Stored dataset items
^^^^

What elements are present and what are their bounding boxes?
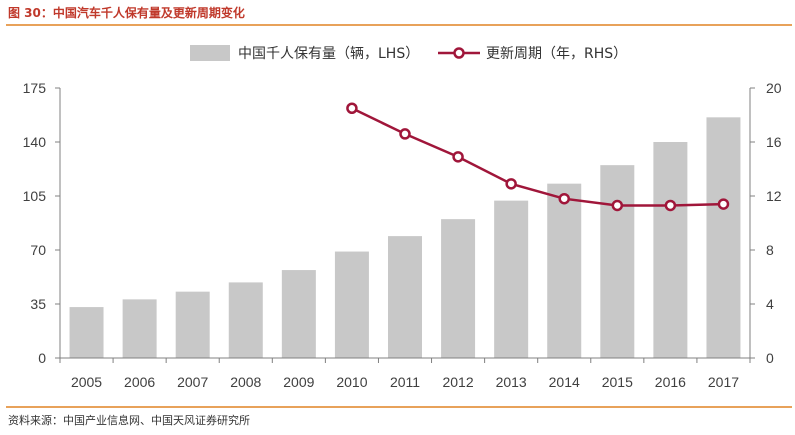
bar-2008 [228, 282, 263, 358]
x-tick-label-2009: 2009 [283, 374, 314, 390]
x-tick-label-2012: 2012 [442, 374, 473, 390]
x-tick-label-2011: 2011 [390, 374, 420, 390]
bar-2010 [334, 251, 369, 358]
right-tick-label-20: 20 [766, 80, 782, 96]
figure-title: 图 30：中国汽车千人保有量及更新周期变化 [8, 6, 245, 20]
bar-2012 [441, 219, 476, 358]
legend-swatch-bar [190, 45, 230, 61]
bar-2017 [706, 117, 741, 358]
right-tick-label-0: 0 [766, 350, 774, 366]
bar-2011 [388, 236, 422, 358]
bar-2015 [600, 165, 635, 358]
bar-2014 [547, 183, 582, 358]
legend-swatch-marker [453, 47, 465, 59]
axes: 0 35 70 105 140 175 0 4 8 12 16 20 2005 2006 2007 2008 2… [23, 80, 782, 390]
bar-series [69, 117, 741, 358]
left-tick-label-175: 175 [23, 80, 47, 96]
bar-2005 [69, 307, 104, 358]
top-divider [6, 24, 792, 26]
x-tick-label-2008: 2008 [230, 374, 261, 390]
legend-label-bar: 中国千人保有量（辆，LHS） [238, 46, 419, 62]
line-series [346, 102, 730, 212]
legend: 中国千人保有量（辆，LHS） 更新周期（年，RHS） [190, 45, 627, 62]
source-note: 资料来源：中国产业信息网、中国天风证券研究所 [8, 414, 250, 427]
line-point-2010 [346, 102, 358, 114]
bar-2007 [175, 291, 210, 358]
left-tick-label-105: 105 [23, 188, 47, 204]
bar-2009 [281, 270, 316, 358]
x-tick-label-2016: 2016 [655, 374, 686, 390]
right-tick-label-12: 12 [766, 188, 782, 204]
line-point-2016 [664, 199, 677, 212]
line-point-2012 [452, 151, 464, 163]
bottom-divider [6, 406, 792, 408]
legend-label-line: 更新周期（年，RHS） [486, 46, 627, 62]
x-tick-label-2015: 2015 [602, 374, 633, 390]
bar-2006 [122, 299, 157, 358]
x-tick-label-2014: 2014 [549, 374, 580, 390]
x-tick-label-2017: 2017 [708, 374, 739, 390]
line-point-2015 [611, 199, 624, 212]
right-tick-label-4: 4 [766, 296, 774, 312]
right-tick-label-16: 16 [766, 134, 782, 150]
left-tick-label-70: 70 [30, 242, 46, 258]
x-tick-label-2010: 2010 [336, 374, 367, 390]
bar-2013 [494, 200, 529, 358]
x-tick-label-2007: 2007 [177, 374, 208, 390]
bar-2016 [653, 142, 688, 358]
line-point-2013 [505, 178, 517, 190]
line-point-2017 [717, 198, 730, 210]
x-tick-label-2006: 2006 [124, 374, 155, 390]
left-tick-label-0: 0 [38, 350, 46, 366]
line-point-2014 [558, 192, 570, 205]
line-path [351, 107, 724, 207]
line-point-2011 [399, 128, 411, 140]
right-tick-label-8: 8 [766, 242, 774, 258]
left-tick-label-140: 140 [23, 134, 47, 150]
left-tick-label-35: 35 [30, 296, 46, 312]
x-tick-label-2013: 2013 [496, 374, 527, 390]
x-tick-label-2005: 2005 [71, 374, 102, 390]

^^^^

**OBJECTIVE:** Duplicate every line of the data above without changing anything. Leave the picture out of your answer.

**THE SOLUTION:**
What elements are present and what are their bounding boxes?
bar-2008 [228, 282, 263, 358]
x-tick-label-2009: 2009 [283, 374, 314, 390]
x-tick-label-2012: 2012 [442, 374, 473, 390]
x-tick-label-2011: 2011 [390, 374, 420, 390]
bar-2010 [334, 251, 369, 358]
right-tick-label-20: 20 [766, 80, 782, 96]
figure-title: 图 30：中国汽车千人保有量及更新周期变化 [8, 6, 245, 20]
bar-2012 [441, 219, 476, 358]
legend-swatch-bar [190, 45, 230, 61]
bar-2017 [706, 117, 741, 358]
right-tick-label-0: 0 [766, 350, 774, 366]
bar-2011 [388, 236, 422, 358]
bar-2015 [600, 165, 635, 358]
bar-2014 [547, 183, 582, 358]
legend-swatch-marker [453, 47, 465, 59]
axes: 0 35 70 105 140 175 0 4 8 12 16 20 2005 2006 2007 2008 2… [23, 80, 782, 390]
bar-series [69, 117, 741, 358]
left-tick-label-175: 175 [23, 80, 47, 96]
bar-2005 [69, 307, 104, 358]
top-divider [6, 24, 792, 26]
x-tick-label-2008: 2008 [230, 374, 261, 390]
legend-label-bar: 中国千人保有量（辆，LHS） [238, 46, 419, 62]
line-series [346, 102, 730, 212]
legend: 中国千人保有量（辆，LHS） 更新周期（年，RHS） [190, 45, 627, 62]
source-note: 资料来源：中国产业信息网、中国天风证券研究所 [8, 414, 250, 427]
line-point-2010 [346, 102, 358, 114]
bar-2007 [175, 291, 210, 358]
left-tick-label-105: 105 [23, 188, 47, 204]
bar-2009 [281, 270, 316, 358]
x-tick-label-2016: 2016 [655, 374, 686, 390]
right-tick-label-12: 12 [766, 188, 782, 204]
line-point-2016 [664, 199, 677, 212]
line-point-2012 [452, 151, 464, 163]
bottom-divider [6, 406, 792, 408]
legend-label-line: 更新周期（年，RHS） [486, 46, 627, 62]
x-tick-label-2015: 2015 [602, 374, 633, 390]
bar-2006 [122, 299, 157, 358]
x-tick-label-2014: 2014 [549, 374, 580, 390]
x-tick-label-2017: 2017 [708, 374, 739, 390]
line-point-2015 [611, 199, 624, 212]
right-tick-label-4: 4 [766, 296, 774, 312]
right-tick-label-16: 16 [766, 134, 782, 150]
left-tick-label-70: 70 [30, 242, 46, 258]
x-tick-label-2010: 2010 [336, 374, 367, 390]
bar-2013 [494, 200, 529, 358]
x-tick-label-2007: 2007 [177, 374, 208, 390]
bar-2016 [653, 142, 688, 358]
line-point-2013 [505, 178, 517, 190]
line-point-2017 [717, 198, 730, 210]
x-tick-label-2006: 2006 [124, 374, 155, 390]
left-tick-label-0: 0 [38, 350, 46, 366]
line-point-2014 [558, 192, 570, 205]
line-path [351, 107, 724, 207]
line-point-2011 [399, 128, 411, 140]
right-tick-label-8: 8 [766, 242, 774, 258]
left-tick-label-140: 140 [23, 134, 47, 150]
left-tick-label-35: 35 [30, 296, 46, 312]
x-tick-label-2013: 2013 [496, 374, 527, 390]
x-tick-label-2005: 2005 [71, 374, 102, 390]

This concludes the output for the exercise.